→ Instruction
Write the records below out again exactly as given, with no images.

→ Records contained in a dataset
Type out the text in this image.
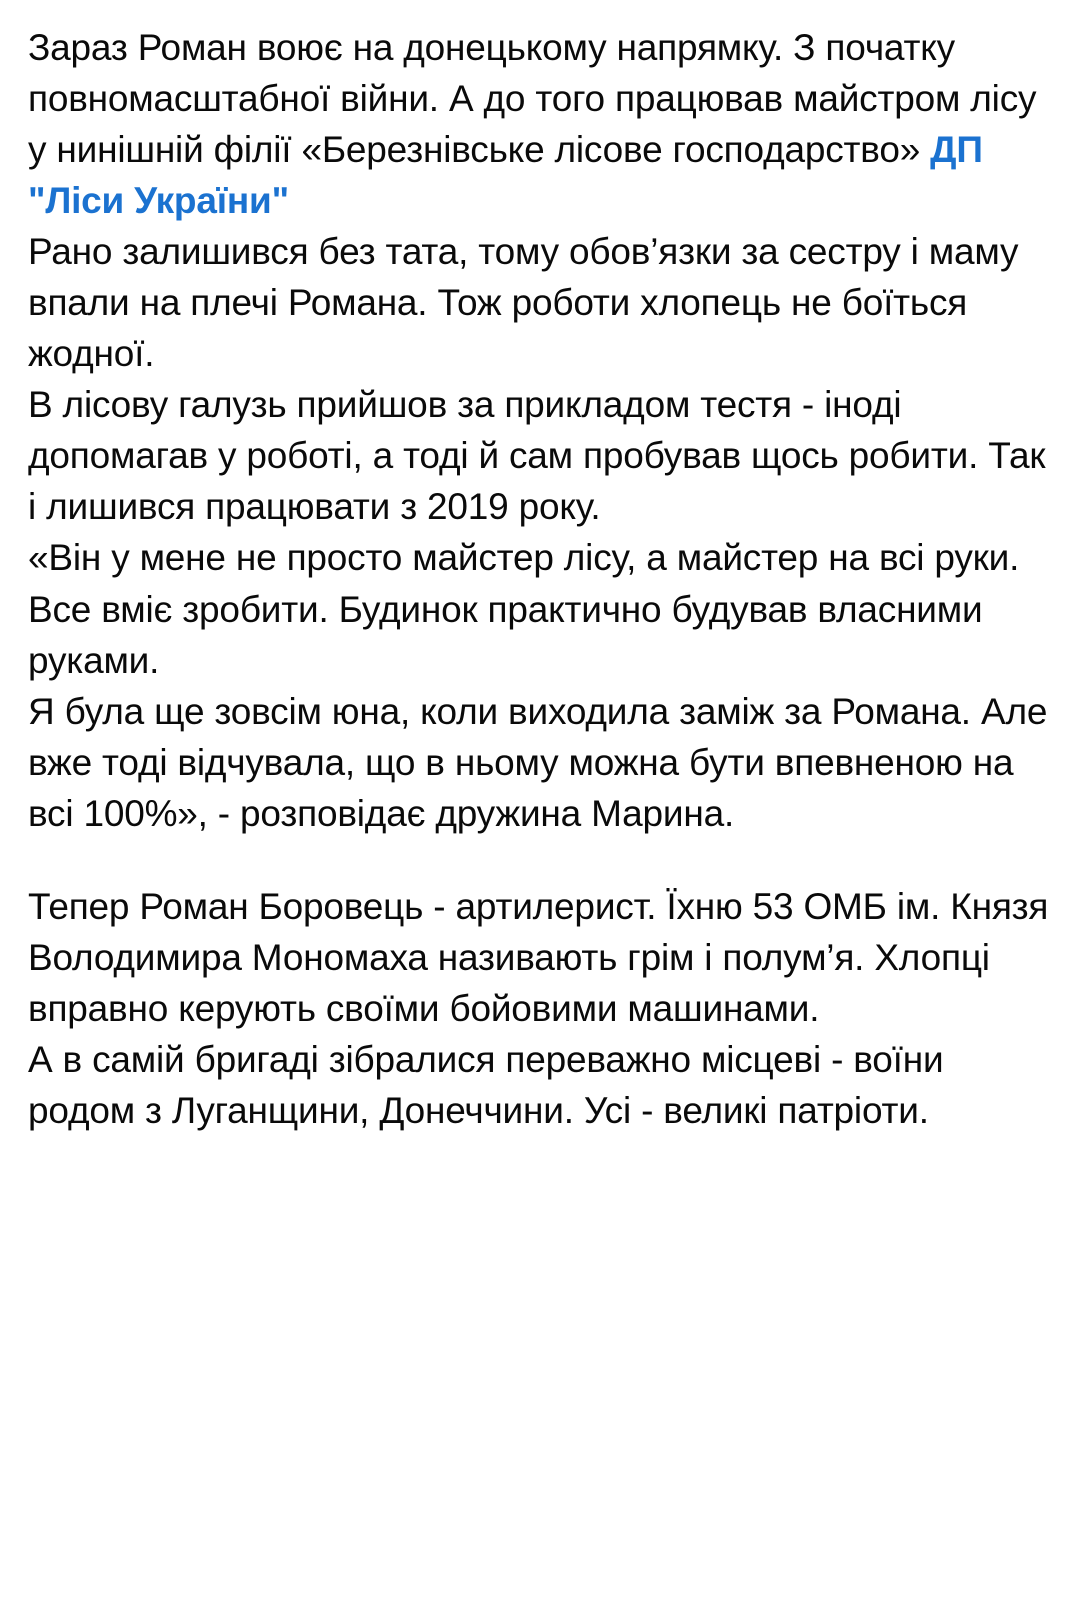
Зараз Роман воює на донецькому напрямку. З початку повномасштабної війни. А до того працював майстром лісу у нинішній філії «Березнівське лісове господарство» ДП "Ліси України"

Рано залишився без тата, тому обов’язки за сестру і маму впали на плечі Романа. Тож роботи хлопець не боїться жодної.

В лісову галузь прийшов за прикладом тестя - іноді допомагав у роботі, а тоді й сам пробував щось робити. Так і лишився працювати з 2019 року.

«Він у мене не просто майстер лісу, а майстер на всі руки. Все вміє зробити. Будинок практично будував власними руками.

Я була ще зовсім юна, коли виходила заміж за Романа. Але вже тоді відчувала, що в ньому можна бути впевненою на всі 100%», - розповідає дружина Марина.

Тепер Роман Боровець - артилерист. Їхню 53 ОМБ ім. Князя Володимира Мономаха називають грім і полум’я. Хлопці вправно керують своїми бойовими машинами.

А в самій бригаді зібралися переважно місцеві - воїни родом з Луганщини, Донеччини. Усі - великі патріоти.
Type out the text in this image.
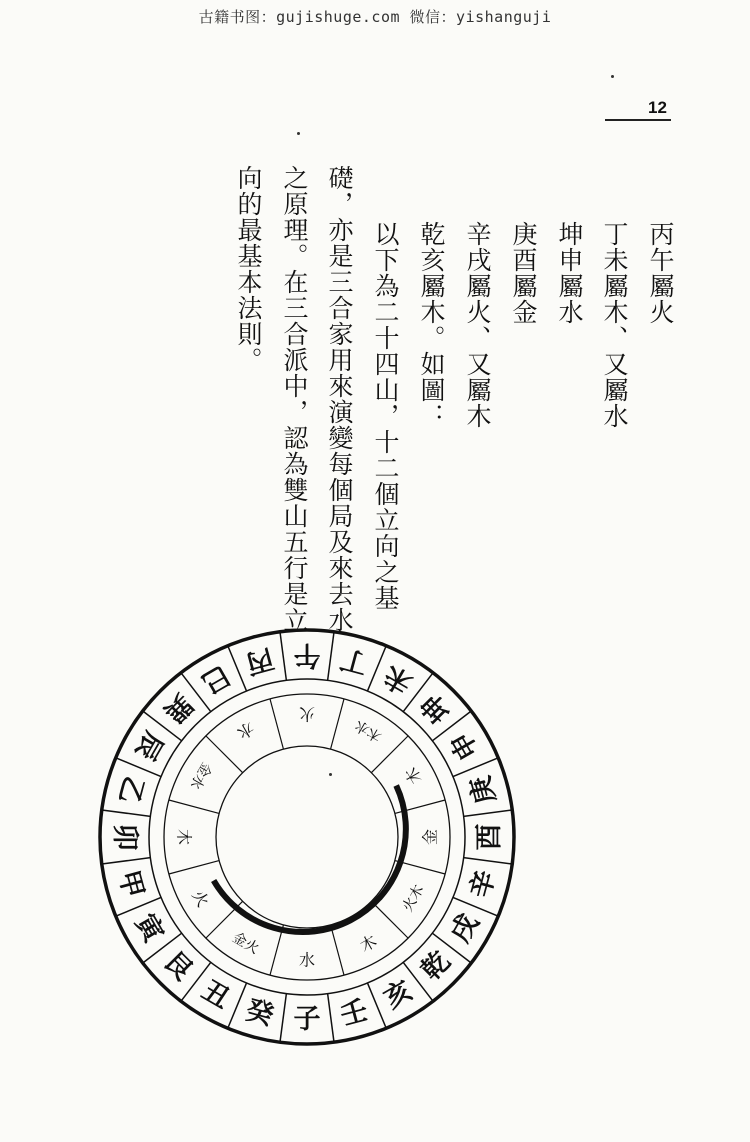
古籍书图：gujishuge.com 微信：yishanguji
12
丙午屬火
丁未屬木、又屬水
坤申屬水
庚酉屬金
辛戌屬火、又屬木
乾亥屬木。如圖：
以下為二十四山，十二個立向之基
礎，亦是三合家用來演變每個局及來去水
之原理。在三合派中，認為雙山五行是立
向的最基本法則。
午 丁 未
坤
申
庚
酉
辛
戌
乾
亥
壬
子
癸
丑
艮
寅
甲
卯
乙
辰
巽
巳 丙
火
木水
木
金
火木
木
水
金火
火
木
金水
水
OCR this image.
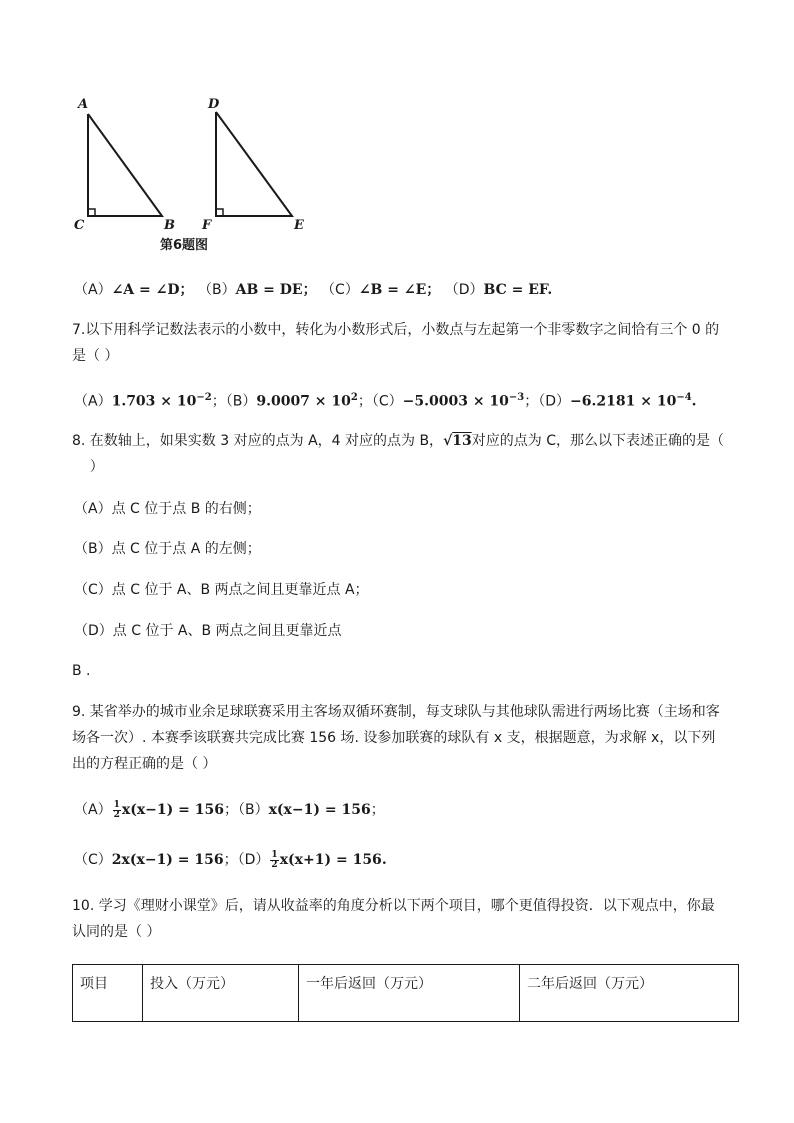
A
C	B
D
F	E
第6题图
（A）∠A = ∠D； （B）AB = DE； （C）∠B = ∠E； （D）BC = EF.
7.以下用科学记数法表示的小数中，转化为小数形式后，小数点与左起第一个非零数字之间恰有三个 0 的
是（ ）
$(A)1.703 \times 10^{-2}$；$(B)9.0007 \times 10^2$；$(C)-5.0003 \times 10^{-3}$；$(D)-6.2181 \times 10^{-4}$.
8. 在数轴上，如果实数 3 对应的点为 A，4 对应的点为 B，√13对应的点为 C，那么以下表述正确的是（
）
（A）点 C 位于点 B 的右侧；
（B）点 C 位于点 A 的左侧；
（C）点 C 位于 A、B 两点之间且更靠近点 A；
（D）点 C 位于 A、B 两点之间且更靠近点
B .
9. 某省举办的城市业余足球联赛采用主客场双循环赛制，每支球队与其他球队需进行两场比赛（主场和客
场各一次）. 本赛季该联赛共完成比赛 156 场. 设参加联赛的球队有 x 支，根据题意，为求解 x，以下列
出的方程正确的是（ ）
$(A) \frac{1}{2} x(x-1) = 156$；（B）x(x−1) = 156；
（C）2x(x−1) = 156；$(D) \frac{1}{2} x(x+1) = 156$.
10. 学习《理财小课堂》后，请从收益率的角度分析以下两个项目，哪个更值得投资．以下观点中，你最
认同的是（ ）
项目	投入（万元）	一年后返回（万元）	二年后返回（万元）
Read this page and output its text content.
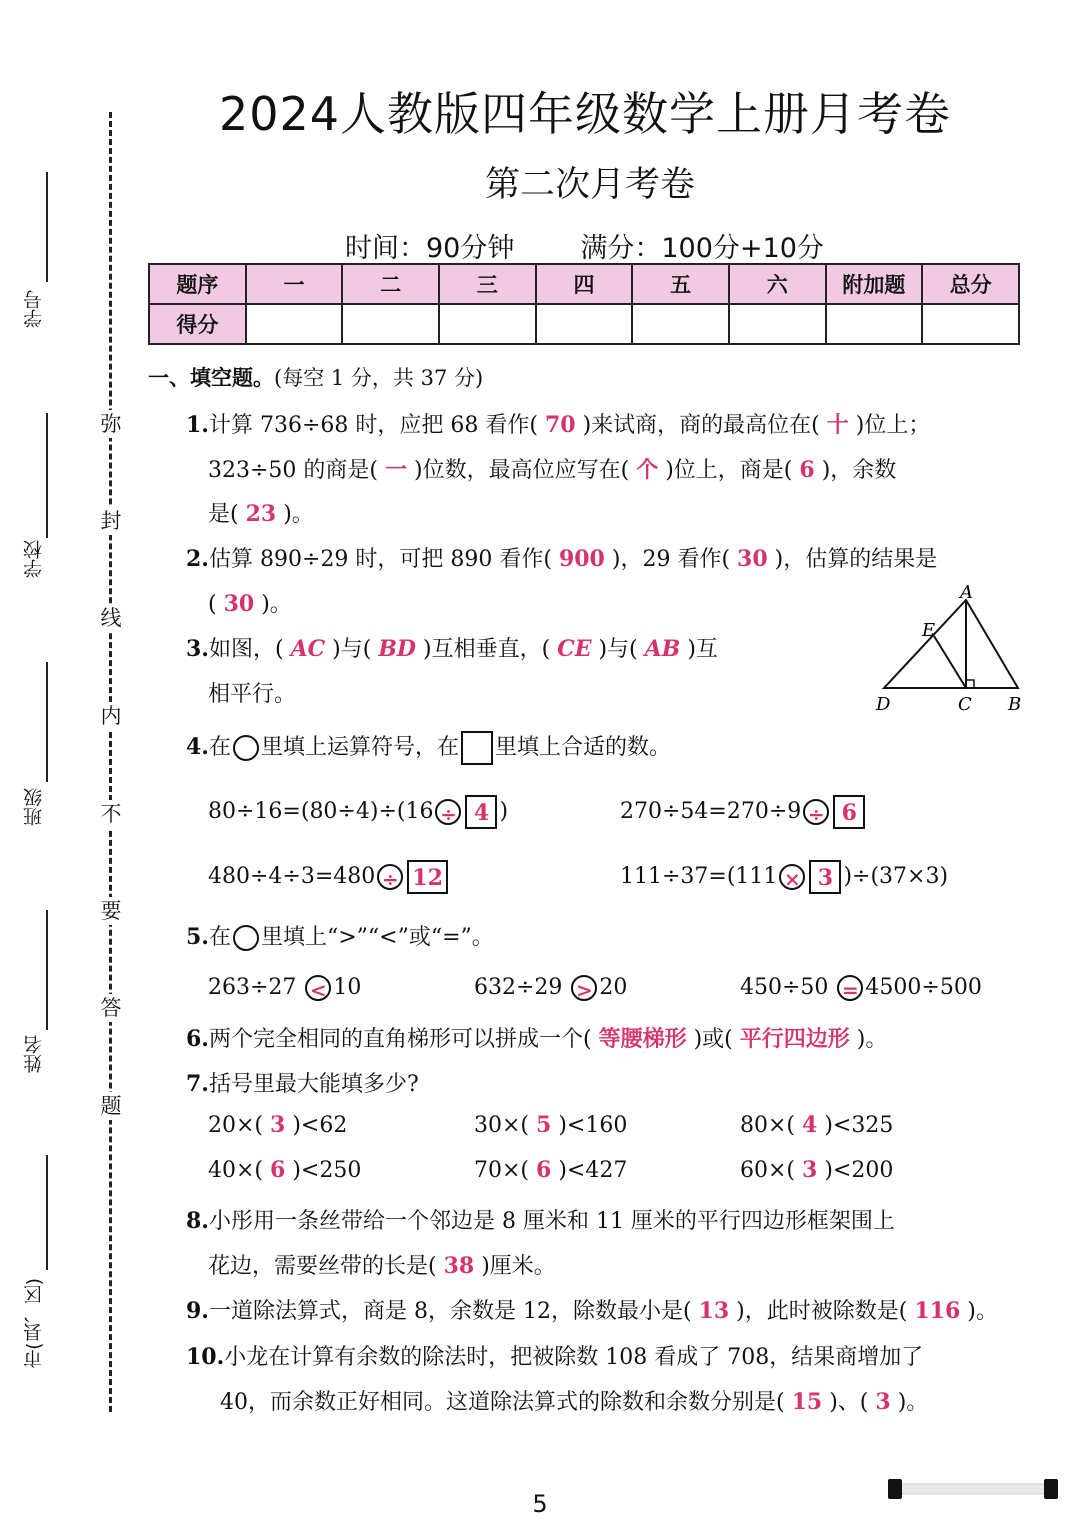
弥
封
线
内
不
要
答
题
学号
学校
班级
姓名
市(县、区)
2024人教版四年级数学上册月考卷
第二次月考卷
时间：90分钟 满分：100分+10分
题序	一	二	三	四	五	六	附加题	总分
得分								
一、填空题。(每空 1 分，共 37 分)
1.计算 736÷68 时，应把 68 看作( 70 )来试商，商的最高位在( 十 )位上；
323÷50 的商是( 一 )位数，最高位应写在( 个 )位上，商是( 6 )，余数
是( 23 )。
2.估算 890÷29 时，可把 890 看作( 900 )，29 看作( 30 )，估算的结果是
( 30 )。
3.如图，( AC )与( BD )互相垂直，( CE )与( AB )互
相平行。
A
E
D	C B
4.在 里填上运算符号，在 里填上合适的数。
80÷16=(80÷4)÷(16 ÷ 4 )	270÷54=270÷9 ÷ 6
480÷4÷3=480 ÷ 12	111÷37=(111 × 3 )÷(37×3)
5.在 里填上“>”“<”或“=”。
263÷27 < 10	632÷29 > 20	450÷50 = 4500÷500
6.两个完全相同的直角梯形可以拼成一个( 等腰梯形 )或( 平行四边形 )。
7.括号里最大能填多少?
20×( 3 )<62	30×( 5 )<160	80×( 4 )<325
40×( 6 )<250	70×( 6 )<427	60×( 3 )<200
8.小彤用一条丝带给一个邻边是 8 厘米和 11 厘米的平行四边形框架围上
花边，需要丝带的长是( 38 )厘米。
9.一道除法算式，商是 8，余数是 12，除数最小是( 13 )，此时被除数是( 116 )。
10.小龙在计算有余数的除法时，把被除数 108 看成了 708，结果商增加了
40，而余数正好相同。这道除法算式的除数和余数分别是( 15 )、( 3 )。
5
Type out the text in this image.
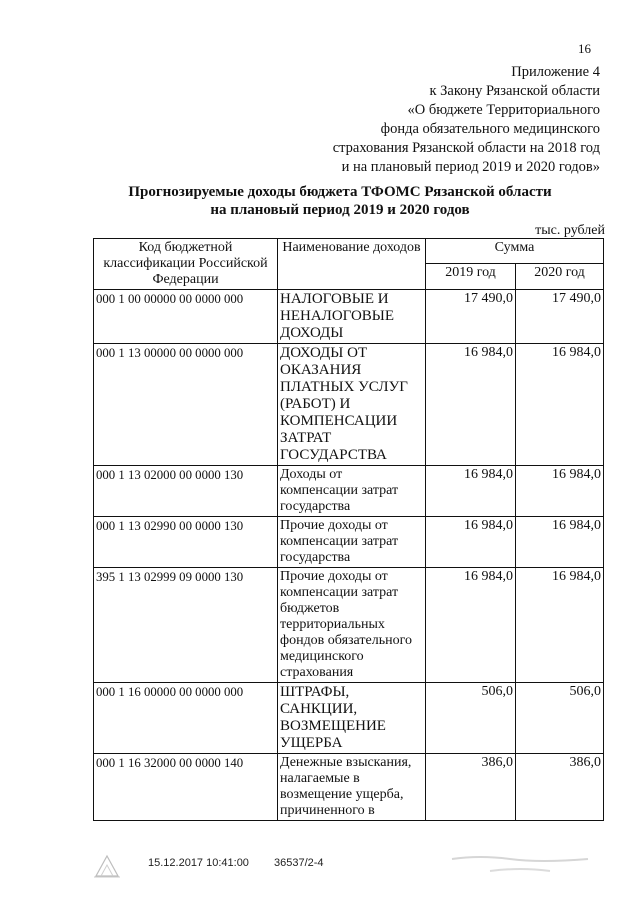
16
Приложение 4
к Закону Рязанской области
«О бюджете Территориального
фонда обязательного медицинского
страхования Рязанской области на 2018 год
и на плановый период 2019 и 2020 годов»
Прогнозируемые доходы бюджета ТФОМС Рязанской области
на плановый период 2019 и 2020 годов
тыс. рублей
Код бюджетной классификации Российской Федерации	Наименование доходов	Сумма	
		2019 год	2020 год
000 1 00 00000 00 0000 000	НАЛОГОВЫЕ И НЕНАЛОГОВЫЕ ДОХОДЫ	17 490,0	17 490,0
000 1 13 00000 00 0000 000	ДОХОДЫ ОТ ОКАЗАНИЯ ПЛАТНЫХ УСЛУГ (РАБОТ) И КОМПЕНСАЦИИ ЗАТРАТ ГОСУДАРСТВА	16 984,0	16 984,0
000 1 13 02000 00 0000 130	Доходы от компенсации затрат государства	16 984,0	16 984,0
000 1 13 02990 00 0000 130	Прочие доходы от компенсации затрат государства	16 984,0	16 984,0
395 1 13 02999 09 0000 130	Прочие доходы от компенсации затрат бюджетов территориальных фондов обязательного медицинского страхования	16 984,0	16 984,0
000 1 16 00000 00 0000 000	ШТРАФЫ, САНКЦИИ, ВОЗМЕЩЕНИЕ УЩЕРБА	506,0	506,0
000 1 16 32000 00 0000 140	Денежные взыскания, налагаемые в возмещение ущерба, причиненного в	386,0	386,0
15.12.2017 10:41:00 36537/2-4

→ Finished task
Type out the text in this image.
Зараз Роман воює на донецькому напрямку. З початку повномасштабної війни. А до того працював майстром лісу у нинішній філії «Березнівське лісове господарство» ДП "Ліси України"

Рано залишився без тата, тому обов’язки за сестру і маму впали на плечі Романа. Тож роботи хлопець не боїться жодної.

В лісову галузь прийшов за прикладом тестя - іноді допомагав у роботі, а тоді й сам пробував щось робити. Так і лишився працювати з 2019 року.

«Він у мене не просто майстер лісу, а майстер на всі руки. Все вміє зробити. Будинок практично будував власними руками.

Я була ще зовсім юна, коли виходила заміж за Романа. Але вже тоді відчувала, що в ньому можна бути впевненою на всі 100%», - розповідає дружина Марина.

Тепер Роман Боровець - артилерист. Їхню 53 ОМБ ім. Князя Володимира Мономаха називають грім і полум’я. Хлопці вправно керують своїми бойовими машинами.

А в самій бригаді зібралися переважно місцеві - воїни родом з Луганщини, Донеччини. Усі - великі патріоти.
Type out the text in this image.
古籍书图：gujishuge.com 微信：yishanguji
12
丙午屬火
丁未屬木、又屬水
坤申屬水
庚酉屬金
辛戌屬火、又屬木
乾亥屬木。如圖：
以下為二十四山，十二個立向之基
礎，亦是三合家用來演變每個局及來去水
之原理。在三合派中，認為雙山五行是立
向的最基本法則。
午 丁 未
坤
申
庚
酉
辛
戌
乾
亥
壬
子
癸
丑
艮
寅
甲
卯
乙
辰
巽
巳 丙
火
木水
木
金
火木
木
水
金火
火
木
金水
水
OCR this image.
A
C	B
D
F	E
第6题图
（A）∠A = ∠D； （B）AB = DE； （C）∠B = ∠E； （D）BC = EF.
7.以下用科学记数法表示的小数中，转化为小数形式后，小数点与左起第一个非零数字之间恰有三个 0 的
是（ ）
$(A)1.703 \times 10^{-2}$；$(B)9.0007 \times 10^2$；$(C)-5.0003 \times 10^{-3}$；$(D)-6.2181 \times 10^{-4}$.
8. 在数轴上，如果实数 3 对应的点为 A，4 对应的点为 B，√13对应的点为 C，那么以下表述正确的是（
）
（A）点 C 位于点 B 的右侧；
（B）点 C 位于点 A 的左侧；
（C）点 C 位于 A、B 两点之间且更靠近点 A；
（D）点 C 位于 A、B 两点之间且更靠近点
B .
9. 某省举办的城市业余足球联赛采用主客场双循环赛制，每支球队与其他球队需进行两场比赛（主场和客
场各一次）. 本赛季该联赛共完成比赛 156 场. 设参加联赛的球队有 x 支，根据题意，为求解 x，以下列
出的方程正确的是（ ）
$(A) \frac{1}{2} x(x-1) = 156$；（B）x(x−1) = 156；
（C）2x(x−1) = 156；$(D) \frac{1}{2} x(x+1) = 156$.
10. 学习《理财小课堂》后，请从收益率的角度分析以下两个项目，哪个更值得投资．以下观点中，你最
认同的是（ ）
项目	投入（万元）	一年后返回（万元）	二年后返回（万元）
Read this page and output its text content.
弥
封
线
内
不
要
答
题
学号
学校
班级
姓名
市(县、区)
2024人教版四年级数学上册月考卷
第二次月考卷
时间：90分钟 满分：100分+10分
题序	一	二	三	四	五	六	附加题	总分
得分								
一、填空题。(每空 1 分，共 37 分)
1.计算 736÷68 时，应把 68 看作( 70 )来试商，商的最高位在( 十 )位上；
323÷50 的商是( 一 )位数，最高位应写在( 个 )位上，商是( 6 )，余数
是( 23 )。
2.估算 890÷29 时，可把 890 看作( 900 )，29 看作( 30 )，估算的结果是
( 30 )。
3.如图，( AC )与( BD )互相垂直，( CE )与( AB )互
相平行。
A
E
D	C B
4.在 里填上运算符号，在 里填上合适的数。
80÷16=(80÷4)÷(16 ÷ 4 )	270÷54=270÷9 ÷ 6
480÷4÷3=480 ÷ 12	111÷37=(111 × 3 )÷(37×3)
5.在 里填上“>”“<”或“=”。
263÷27 < 10	632÷29 > 20	450÷50 = 4500÷500
6.两个完全相同的直角梯形可以拼成一个( 等腰梯形 )或( 平行四边形 )。
7.括号里最大能填多少?
20×( 3 )<62	30×( 5 )<160	80×( 4 )<325
40×( 6 )<250	70×( 6 )<427	60×( 3 )<200
8.小彤用一条丝带给一个邻边是 8 厘米和 11 厘米的平行四边形框架围上
花边，需要丝带的长是( 38 )厘米。
9.一道除法算式，商是 8，余数是 12，除数最小是( 13 )，此时被除数是( 116 )。
10.小龙在计算有余数的除法时，把被除数 108 看成了 708，结果商增加了
40，而余数正好相同。这道除法算式的除数和余数分别是( 15 )、( 3 )。
5
Type out the text in this image.
16
Приложение 4
к Закону Рязанской области
«О бюджете Территориального
фонда обязательного медицинского
страхования Рязанской области на 2018 год
и на плановый период 2019 и 2020 годов»
Прогнозируемые доходы бюджета ТФОМС Рязанской области
на плановый период 2019 и 2020 годов
тыс. рублей
Код бюджетной классификации Российской Федерации	Наименование доходов	Сумма	
		2019 год	2020 год
000 1 00 00000 00 0000 000	НАЛОГОВЫЕ И НЕНАЛОГОВЫЕ ДОХОДЫ	17 490,0	17 490,0
000 1 13 00000 00 0000 000	ДОХОДЫ ОТ ОКАЗАНИЯ ПЛАТНЫХ УСЛУГ (РАБОТ) И КОМПЕНСАЦИИ ЗАТРАТ ГОСУДАРСТВА	16 984,0	16 984,0
000 1 13 02000 00 0000 130	Доходы от компенсации затрат государства	16 984,0	16 984,0
000 1 13 02990 00 0000 130	Прочие доходы от компенсации затрат государства	16 984,0	16 984,0
395 1 13 02999 09 0000 130	Прочие доходы от компенсации затрат бюджетов территориальных фондов обязательного медицинского страхования	16 984,0	16 984,0
000 1 16 00000 00 0000 000	ШТРАФЫ, САНКЦИИ, ВОЗМЕЩЕНИЕ УЩЕРБА	506,0	506,0
000 1 16 32000 00 0000 140	Денежные взыскания, налагаемые в возмещение ущерба, причиненного в	386,0	386,0
15.12.2017 10:41:00 36537/2-4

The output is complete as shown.